▶ _Page excerpt_:

########################################

Google Open Source Blog

The Kubernetes ecosystem is a candy store

Monday, June 3, 2024

For the 10th anniversary of Kubernetes, I wanted to look at the ecosystem we created together.

I recently wrote about the pervasiveness and magnitude of the Kubernetes and CNCF ecosystem. This was the result of a deliberate flywheel. This is a diagram I used several years ago:

Flywheel diagram of Kubernetes and CNCF ecosystem

Because Kubernetes runs on public clouds, private clouds, on the edge, etc., it is attractive to developers and vendors to build solutions targeting its users. Most tools built for Kubernetes or integrated with Kubernetes can work across all those environments, whereas integrating directly with cloud providers directly entails individual work for each one. Thus, Kubernetes created a large addressable market with a comparatively lower cost to build.

We also deliberately encouraged open source contribution, to Kubernetes and to other projects. Many tools in the ecosystem, not just those in CNCF, are open source. This includes many tools built by Kubernetes users and tools built by vendors but were too small to be products, as well as those intended to be the cores of products. Developers built and/or wrote about solutions to problems they experienced or saw, and shared them with the community. This made Kubernetes more usable and more visible, which likely attracted more users.

Today, the result is that if you need a tool, extension, or off-the-shelf component for pretty much anything, you can probably find one compatible with Kubernetes rather than having to build it yourself, and it’s more likely that you can find one that works out of the box with Kubernetes than for your cloud provider. And often there are several options to choose from. I’ll just mention a few. Also, I want to give a shout out to Kubetools, which has a great list of Kubernetes tools that helped me discover a few new ones.

For example, if you’re an application developer whose application runs on Kubernetes, you can build and deploy with Skaffold, test it on Kubernetes locally with Minikube, or connect to Kubernetes remotely with Telepresence, or sync to a preview environment with Gitpod or Okteto. When you need to debug multiple instances, you can use kubetail to view the logs in real time.

To deploy to production, you can use GitOps tools like FluxCD, ArgoCD, or Google Cloud’s Config Sync. You can perform database migrations with Schemahero. To aggregate logs from your production deployments, you can use fluentbit. To monitor them, you have your pick of observability tools, including Prometheus, which was inspired by Google’s Borgmon tool similar to how Kubernetes was inspired by Borg, and which was the 2nd project accepted into the CNCF.

If your application needs to receive traffic from the Internet, you can use one of the many Ingress controllers or Gateway implementations to configure HTTPS routing, and cert-manager to obtain and renew the certificates. For mutual TLS and advanced routing, you can use a service mesh like Istio, and take advantage of it for progressive delivery using tools like Flagger.

########################################

▶ _Data segment_:
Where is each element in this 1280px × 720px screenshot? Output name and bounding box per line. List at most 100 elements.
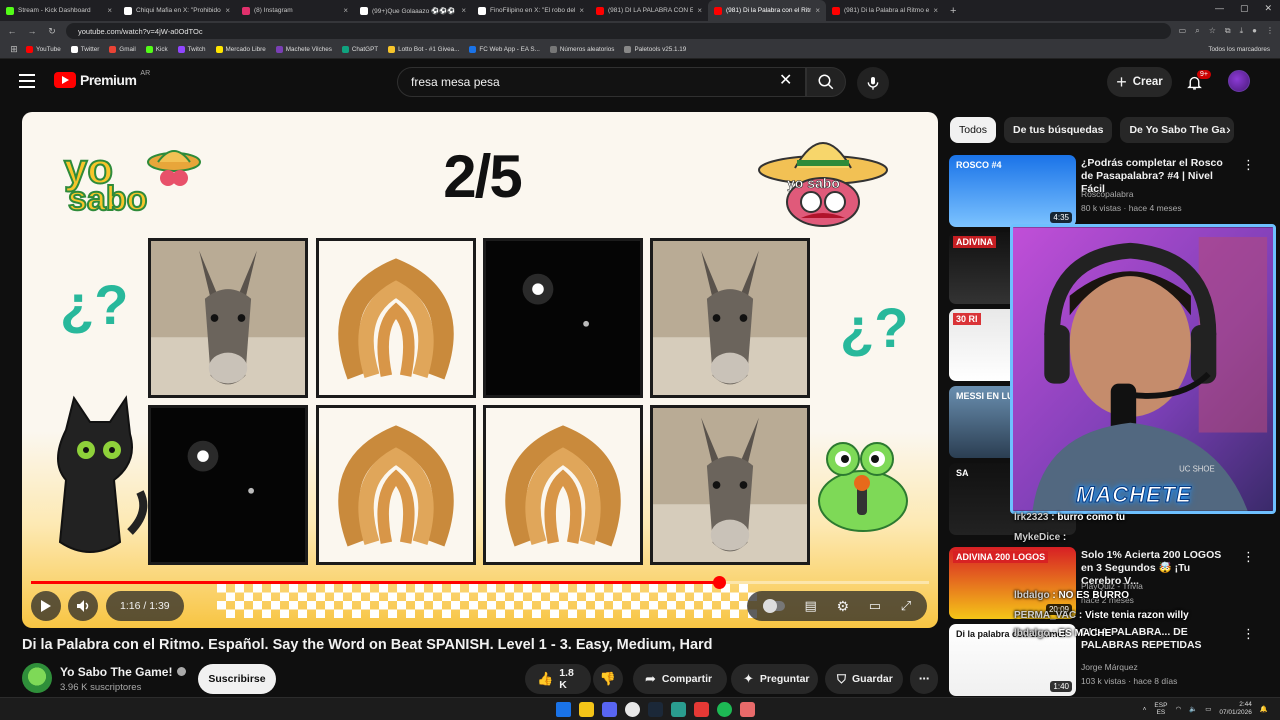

########################################

▶ _What is required_:
Can you retype the passage of the Kubernetes ecosystem post from "I recently wrote" up to and including "cost to build."?

▶ _Finished exercise_:
I recently wrote about the pervasiveness and magnitude of the Kubernetes and CNCF ecosystem. This was the result of a deliberate flywheel. This is a diagram I used several years ago:

Flywheel diagram of Kubernetes and CNCF ecosystem

Because Kubernetes runs on public clouds, private clouds, on the edge, etc., it is attractive to developers and vendors to build solutions targeting its users. Most tools built for Kubernetes or integrated with Kubernetes can work across all those environments, whereas integrating directly with cloud providers directly entails individual work for each one. Thus, Kubernetes created a large addressable market with a comparatively lower cost to build.